| What to do |
Copy the records that follow exactly as written, but not their pictures.
+ + + +
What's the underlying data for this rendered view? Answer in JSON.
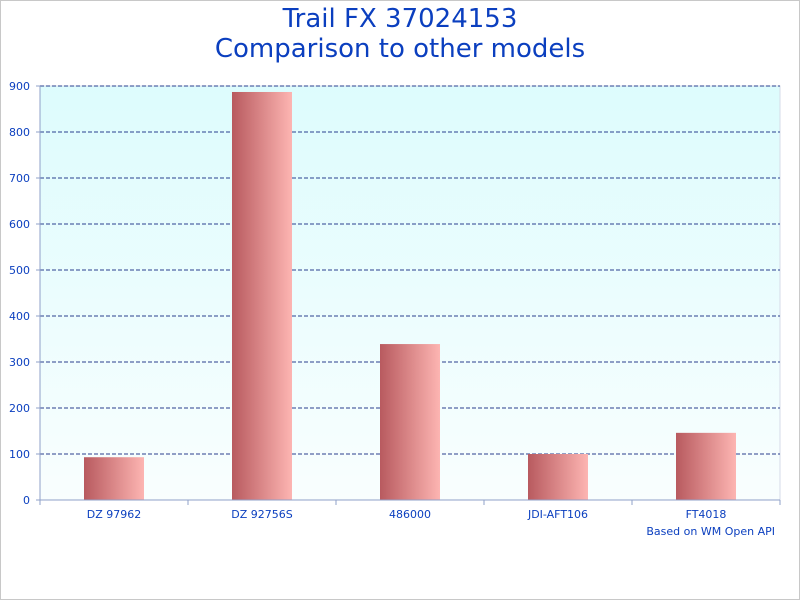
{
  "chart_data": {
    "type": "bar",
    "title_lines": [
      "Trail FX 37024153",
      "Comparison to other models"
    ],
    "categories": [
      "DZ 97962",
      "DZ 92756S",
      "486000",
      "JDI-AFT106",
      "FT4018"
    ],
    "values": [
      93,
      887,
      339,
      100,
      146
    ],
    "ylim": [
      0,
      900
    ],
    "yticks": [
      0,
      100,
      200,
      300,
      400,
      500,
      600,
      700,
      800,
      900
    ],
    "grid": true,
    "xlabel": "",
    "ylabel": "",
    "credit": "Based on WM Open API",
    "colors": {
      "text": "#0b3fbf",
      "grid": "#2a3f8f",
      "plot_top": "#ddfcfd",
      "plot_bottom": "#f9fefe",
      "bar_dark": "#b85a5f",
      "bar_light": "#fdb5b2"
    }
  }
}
+ + + +
| Answer to the exercise |
What's the underlying data for this rendered view? Answer in JSON.
{
  "chart_data": {
    "type": "bar",
    "title_lines": [
      "Trail FX 37024153",
      "Comparison to other models"
    ],
    "categories": [
      "DZ 97962",
      "DZ 92756S",
      "486000",
      "JDI-AFT106",
      "FT4018"
    ],
    "values": [
      93,
      887,
      339,
      100,
      146
    ],
    "ylim": [
      0,
      900
    ],
    "yticks": [
      0,
      100,
      200,
      300,
      400,
      500,
      600,
      700,
      800,
      900
    ],
    "grid": true,
    "xlabel": "",
    "ylabel": "",
    "credit": "Based on WM Open API",
    "colors": {
      "text": "#0b3fbf",
      "grid": "#2a3f8f",
      "plot_top": "#ddfcfd",
      "plot_bottom": "#f9fefe",
      "bar_dark": "#b85a5f",
      "bar_light": "#fdb5b2"
    }
  }
}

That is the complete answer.